Direction
Assemble all lines in which the string "esguio" appears.

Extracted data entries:
▼▼▼

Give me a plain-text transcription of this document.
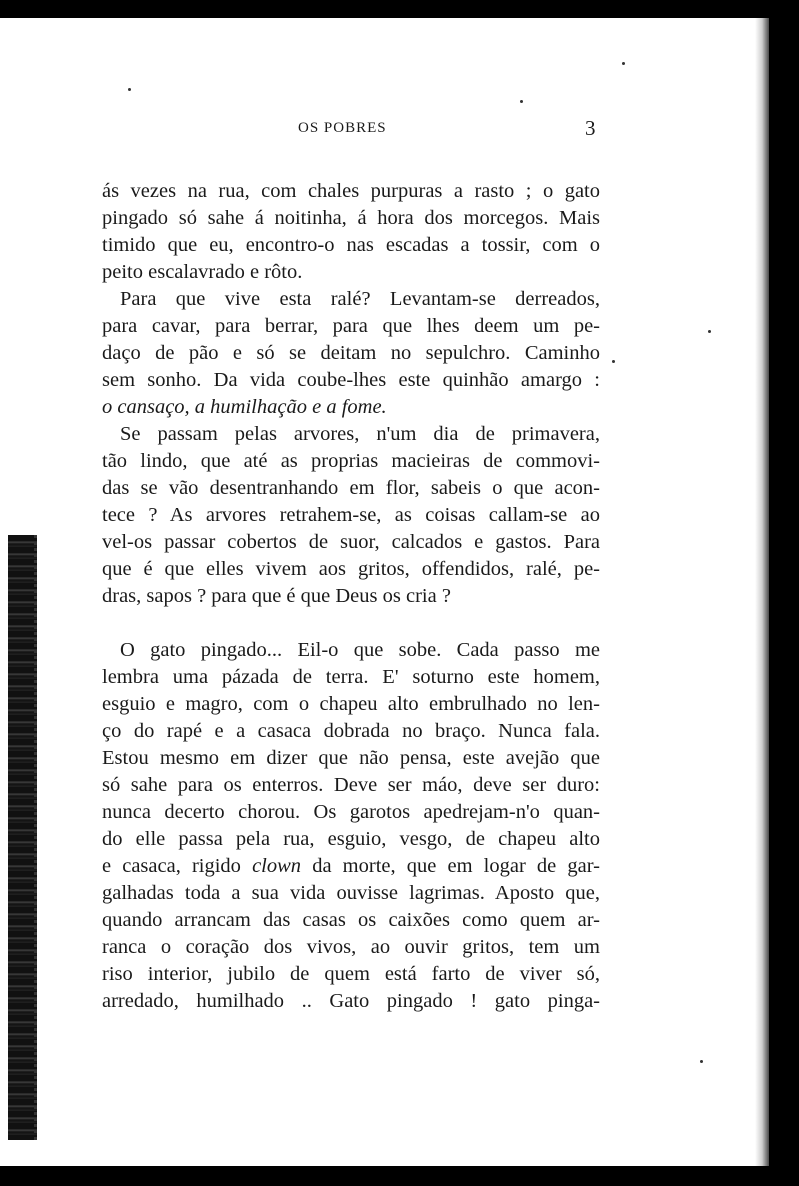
OS POBRES	3
ás vezes na rua, com chales purpuras a rasto ; o gato
pingado só sahe á noitinha, á hora dos morcegos. Mais
timido que eu, encontro-o nas escadas a tossir, com o
peito escalavrado e rôto.
Para que vive esta ralé? Levantam-se derreados,
para cavar, para berrar, para que lhes deem um pe-
daço de pão e só se deitam no sepulchro. Caminho
sem sonho. Da vida coube-lhes este quinhão amargo :
o cansaço, a humilhação e a fome.
Se passam pelas arvores, n'um dia de primavera,
tão lindo, que até as proprias macieiras de commovi-
das se vão desentranhando em flor, sabeis o que acon-
tece ? As arvores retrahem-se, as coisas callam-se ao
vel-os passar cobertos de suor, calcados e gastos. Para
que é que elles vivem aos gritos, offendidos, ralé, pe-
dras, sapos ? para que é que Deus os cria ?
O gato pingado... Eil-o que sobe. Cada passo me
lembra uma pázada de terra. E' soturno este homem,
esguio e magro, com o chapeu alto embrulhado no len-
ço do rapé e a casaca dobrada no braço. Nunca fala.
Estou mesmo em dizer que não pensa, este avejão que
só sahe para os enterros. Deve ser máo, deve ser duro:
nunca decerto chorou. Os garotos apedrejam-n'o quan-
do elle passa pela rua, esguio, vesgo, de chapeu alto
e casaca, rigido clown da morte, que em logar de gar-
galhadas toda a sua vida ouvisse lagrimas. Aposto que,
quando arrancam das casas os caixões como quem ar-
ranca o coração dos vivos, ao ouvir gritos, tem um
riso interior, jubilo de quem está farto de viver só,
arredado, humilhado .. Gato pingado ! gato pinga-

▲▲▲

Expected answer
esguio e magro, com o chapeu alto embrulhado no len-
do elle passa pela rua, esguio, vesgo, de chapeu alto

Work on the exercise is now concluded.